__EXERCISE DETAILS__. Can you find the lines of the listing that include "辞退する場合のポイント" and copy every one?

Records
** Begin **
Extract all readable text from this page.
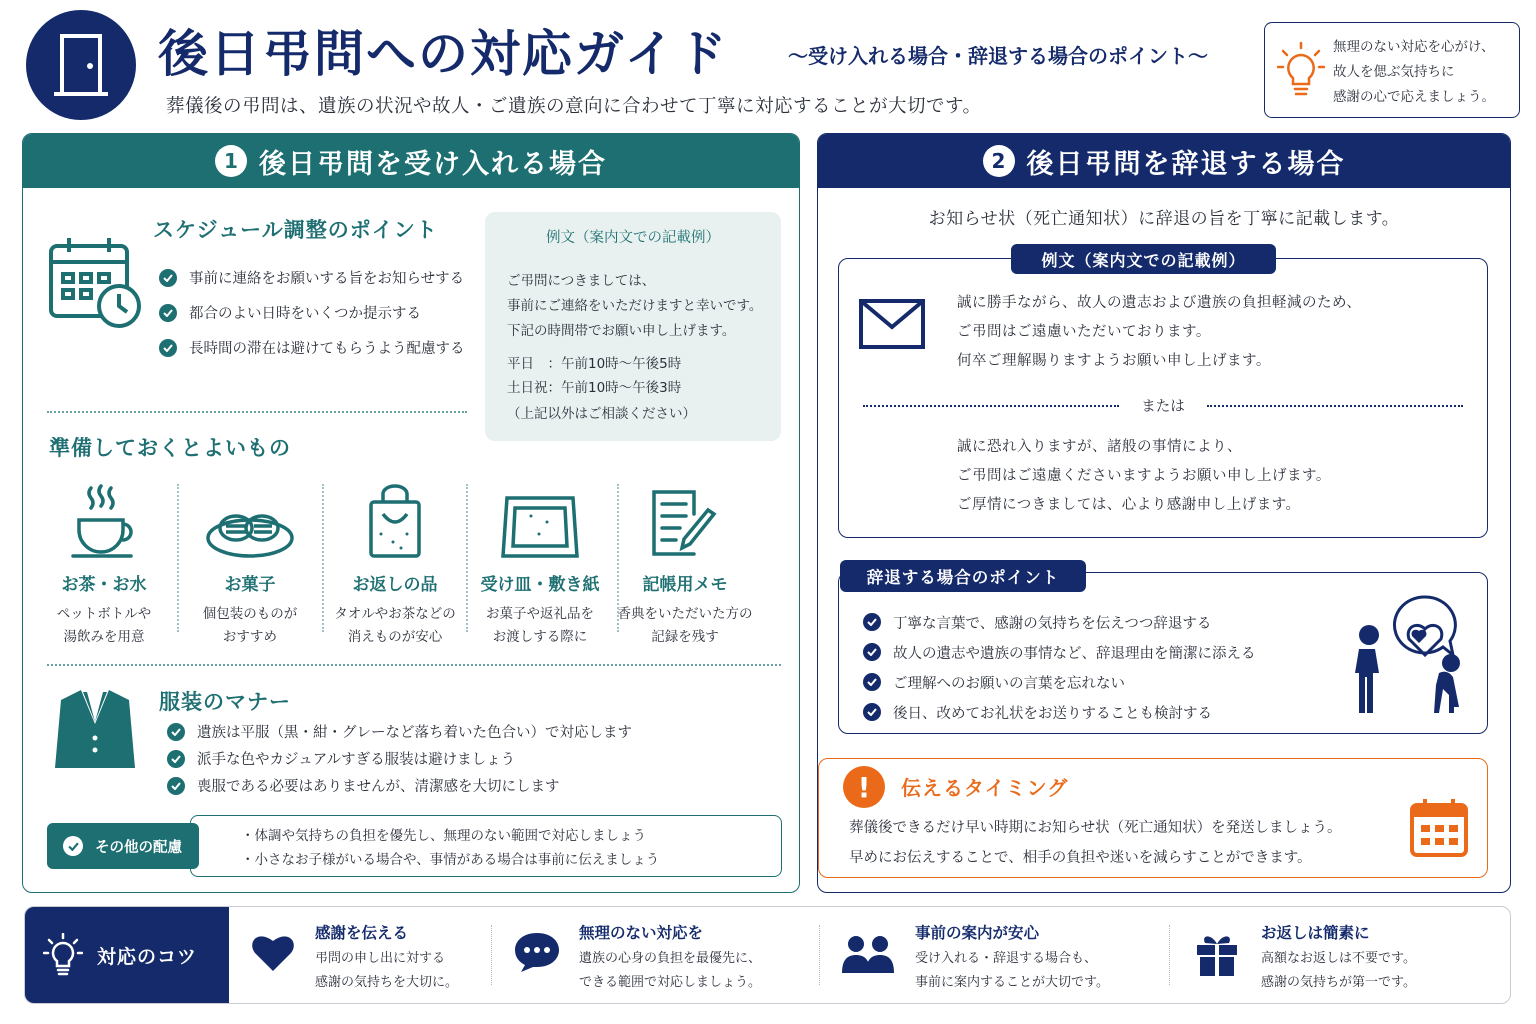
後日弔問への対応ガイド	〜受け入れる場合・辞退する場合のポイント〜
葬儀後の弔問は、遺族の状況や故人・ご遺族の意向に合わせて丁寧に対応することが大切です。

無理のない対応を心がけ、

故人を偲ぶ気持ちに

感謝の心で応えましょう。

1 後日弔問を受け入れる場合
スケジュール調整のポイント
事前に連絡をお願いする旨をお知らせする
都合のよい日時をいくつか提示する
長時間の滞在は避けてもらうよう配慮する
例文（案内文での記載例）

ご弔問につきましては、

事前にご連絡をいただけますと幸いです。

下記の時間帯でお願い申し上げます。

平日　：午前10時〜午後5時

土日祝：午前10時〜午後3時

（上記以外はご相談ください）

準備しておくとよいもの
お茶・お水
ペットボトルや
湯飲みを用意
お菓子
個包装のものが
おすすめ
お返しの品
タオルやお茶などの
消えものが安心
受け皿・敷き紙
お菓子や返礼品を
お渡しする際に
記帳用メモ
香典をいただいた方の
記録を残す
服装のマナー
遺族は平服（黒・紺・グレーなど落ち着いた色合い）で対応します
派手な色やカジュアルすぎる服装は避けましょう
喪服である必要はありませんが、清潔感を大切にします
・体調や気持ちの負担を優先し、無理のない範囲で対応しましょう
・小さなお子様がいる場合や、事情がある場合は事前に伝えましょう
その他の配慮
2 後日弔問を辞退する場合
お知らせ状（死亡通知状）に辞退の旨を丁寧に記載します。
誠に勝手ながら、故人の遺志および遺族の負担軽減のため、
ご弔問はご遠慮いただいております。
何卒ご理解賜りますようお願い申し上げます。
または
誠に恐れ入りますが、諸般の事情により、
ご弔問はご遠慮くださいますようお願い申し上げます。
ご厚情につきましては、心より感謝申し上げます。
例文（案内文での記載例）
丁寧な言葉で、感謝の気持ちを伝えつつ辞退する
故人の遺志や遺族の事情など、辞退理由を簡潔に添える
ご理解へのお願いの言葉を忘れない
後日、改めてお礼状をお送りすることも検討する
辞退する場合のポイント
!	伝えるタイミング
葬儀後できるだけ早い時期にお知らせ状（死亡通知状）を発送しましょう。
早めにお伝えすることで、相手の負担や迷いを減らすことができます。
対応のコツ
感謝を伝える
弔問の申し出に対する
感謝の気持ちを大切に。
無理のない対応を
遺族の心身の負担を最優先に、
できる範囲で対応しましょう。
事前の案内が安心
受け入れる・辞退する場合も、
事前に案内することが大切です。
お返しは簡素に
高額なお返しは不要です。
感謝の気持ちが第一です。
** End **
__SOLUTION__.
後日弔問への対応ガイド	〜受け入れる場合・辞退する場合のポイント〜
辞退する場合のポイント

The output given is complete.